TO DO: Exact reproduction is required for all entries.

══ AVAILABLE DATA ══

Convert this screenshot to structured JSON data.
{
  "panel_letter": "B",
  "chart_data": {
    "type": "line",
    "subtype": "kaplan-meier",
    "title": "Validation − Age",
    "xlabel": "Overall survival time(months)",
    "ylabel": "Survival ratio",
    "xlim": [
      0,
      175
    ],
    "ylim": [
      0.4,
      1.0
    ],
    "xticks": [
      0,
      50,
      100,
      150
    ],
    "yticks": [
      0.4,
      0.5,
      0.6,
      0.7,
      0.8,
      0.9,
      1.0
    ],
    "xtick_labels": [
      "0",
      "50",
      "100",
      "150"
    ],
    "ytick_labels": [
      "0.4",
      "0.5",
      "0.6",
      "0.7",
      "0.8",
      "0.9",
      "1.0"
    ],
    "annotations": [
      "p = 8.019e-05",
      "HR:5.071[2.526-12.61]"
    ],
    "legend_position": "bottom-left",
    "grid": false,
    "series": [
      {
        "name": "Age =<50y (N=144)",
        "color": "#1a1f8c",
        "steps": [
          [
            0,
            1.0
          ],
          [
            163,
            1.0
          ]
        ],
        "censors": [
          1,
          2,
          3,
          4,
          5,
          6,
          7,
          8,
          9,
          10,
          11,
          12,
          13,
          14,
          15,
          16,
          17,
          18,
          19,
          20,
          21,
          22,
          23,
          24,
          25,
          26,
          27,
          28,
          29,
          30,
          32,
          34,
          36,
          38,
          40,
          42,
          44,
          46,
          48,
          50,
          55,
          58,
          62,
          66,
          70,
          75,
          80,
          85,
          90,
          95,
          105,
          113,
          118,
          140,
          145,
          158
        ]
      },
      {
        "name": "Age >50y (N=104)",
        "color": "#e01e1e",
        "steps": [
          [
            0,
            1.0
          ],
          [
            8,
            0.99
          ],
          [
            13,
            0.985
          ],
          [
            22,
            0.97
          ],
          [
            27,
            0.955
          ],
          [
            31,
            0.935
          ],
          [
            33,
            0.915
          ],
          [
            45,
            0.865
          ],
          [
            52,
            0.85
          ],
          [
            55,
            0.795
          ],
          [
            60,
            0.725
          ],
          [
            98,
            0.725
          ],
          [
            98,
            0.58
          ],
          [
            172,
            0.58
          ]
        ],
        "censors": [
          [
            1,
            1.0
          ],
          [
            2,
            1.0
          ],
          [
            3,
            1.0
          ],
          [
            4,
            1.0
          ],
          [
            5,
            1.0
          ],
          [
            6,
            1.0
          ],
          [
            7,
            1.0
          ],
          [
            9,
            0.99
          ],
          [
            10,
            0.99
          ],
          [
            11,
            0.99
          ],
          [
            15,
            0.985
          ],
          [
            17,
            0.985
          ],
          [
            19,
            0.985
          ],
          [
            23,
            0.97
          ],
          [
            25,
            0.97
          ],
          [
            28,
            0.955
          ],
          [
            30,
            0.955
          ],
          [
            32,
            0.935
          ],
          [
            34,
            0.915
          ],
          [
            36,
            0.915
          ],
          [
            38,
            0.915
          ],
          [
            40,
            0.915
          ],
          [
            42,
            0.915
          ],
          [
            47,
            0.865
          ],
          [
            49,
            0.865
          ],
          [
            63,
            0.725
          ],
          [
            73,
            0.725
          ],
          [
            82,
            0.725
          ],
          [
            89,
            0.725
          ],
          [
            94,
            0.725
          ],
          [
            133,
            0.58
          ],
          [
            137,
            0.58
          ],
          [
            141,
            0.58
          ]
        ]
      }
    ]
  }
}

═══

TASK RESULT:
Convert this screenshot to structured JSON data.
{
  "panel_letter": "B",
  "chart_data": {
    "type": "line",
    "subtype": "kaplan-meier",
    "title": "Validation − Age",
    "xlabel": "Overall survival time(months)",
    "ylabel": "Survival ratio",
    "xlim": [
      0,
      175
    ],
    "ylim": [
      0.4,
      1.0
    ],
    "xticks": [
      0,
      50,
      100,
      150
    ],
    "yticks": [
      0.4,
      0.5,
      0.6,
      0.7,
      0.8,
      0.9,
      1.0
    ],
    "xtick_labels": [
      "0",
      "50",
      "100",
      "150"
    ],
    "ytick_labels": [
      "0.4",
      "0.5",
      "0.6",
      "0.7",
      "0.8",
      "0.9",
      "1.0"
    ],
    "annotations": [
      "p = 8.019e-05",
      "HR:5.071[2.526-12.61]"
    ],
    "legend_position": "bottom-left",
    "grid": false,
    "series": [
      {
        "name": "Age =<50y (N=144)",
        "color": "#1a1f8c",
        "steps": [
          [
            0,
            1.0
          ],
          [
            163,
            1.0
          ]
        ],
        "censors": [
          1,
          2,
          3,
          4,
          5,
          6,
          7,
          8,
          9,
          10,
          11,
          12,
          13,
          14,
          15,
          16,
          17,
          18,
          19,
          20,
          21,
          22,
          23,
          24,
          25,
          26,
          27,
          28,
          29,
          30,
          32,
          34,
          36,
          38,
          40,
          42,
          44,
          46,
          48,
          50,
          55,
          58,
          62,
          66,
          70,
          75,
          80,
          85,
          90,
          95,
          105,
          113,
          118,
          140,
          145,
          158
        ]
      },
      {
        "name": "Age >50y (N=104)",
        "color": "#e01e1e",
        "steps": [
          [
            0,
            1.0
          ],
          [
            8,
            0.99
          ],
          [
            13,
            0.985
          ],
          [
            22,
            0.97
          ],
          [
            27,
            0.955
          ],
          [
            31,
            0.935
          ],
          [
            33,
            0.915
          ],
          [
            45,
            0.865
          ],
          [
            52,
            0.85
          ],
          [
            55,
            0.795
          ],
          [
            60,
            0.725
          ],
          [
            98,
            0.725
          ],
          [
            98,
            0.58
          ],
          [
            172,
            0.58
          ]
        ],
        "censors": [
          [
            1,
            1.0
          ],
          [
            2,
            1.0
          ],
          [
            3,
            1.0
          ],
          [
            4,
            1.0
          ],
          [
            5,
            1.0
          ],
          [
            6,
            1.0
          ],
          [
            7,
            1.0
          ],
          [
            9,
            0.99
          ],
          [
            10,
            0.99
          ],
          [
            11,
            0.99
          ],
          [
            15,
            0.985
          ],
          [
            17,
            0.985
          ],
          [
            19,
            0.985
          ],
          [
            23,
            0.97
          ],
          [
            25,
            0.97
          ],
          [
            28,
            0.955
          ],
          [
            30,
            0.955
          ],
          [
            32,
            0.935
          ],
          [
            34,
            0.915
          ],
          [
            36,
            0.915
          ],
          [
            38,
            0.915
          ],
          [
            40,
            0.915
          ],
          [
            42,
            0.915
          ],
          [
            47,
            0.865
          ],
          [
            49,
            0.865
          ],
          [
            63,
            0.725
          ],
          [
            73,
            0.725
          ],
          [
            82,
            0.725
          ],
          [
            89,
            0.725
          ],
          [
            94,
            0.725
          ],
          [
            133,
            0.58
          ],
          [
            137,
            0.58
          ],
          [
            141,
            0.58
          ]
        ]
      }
    ]
  }
}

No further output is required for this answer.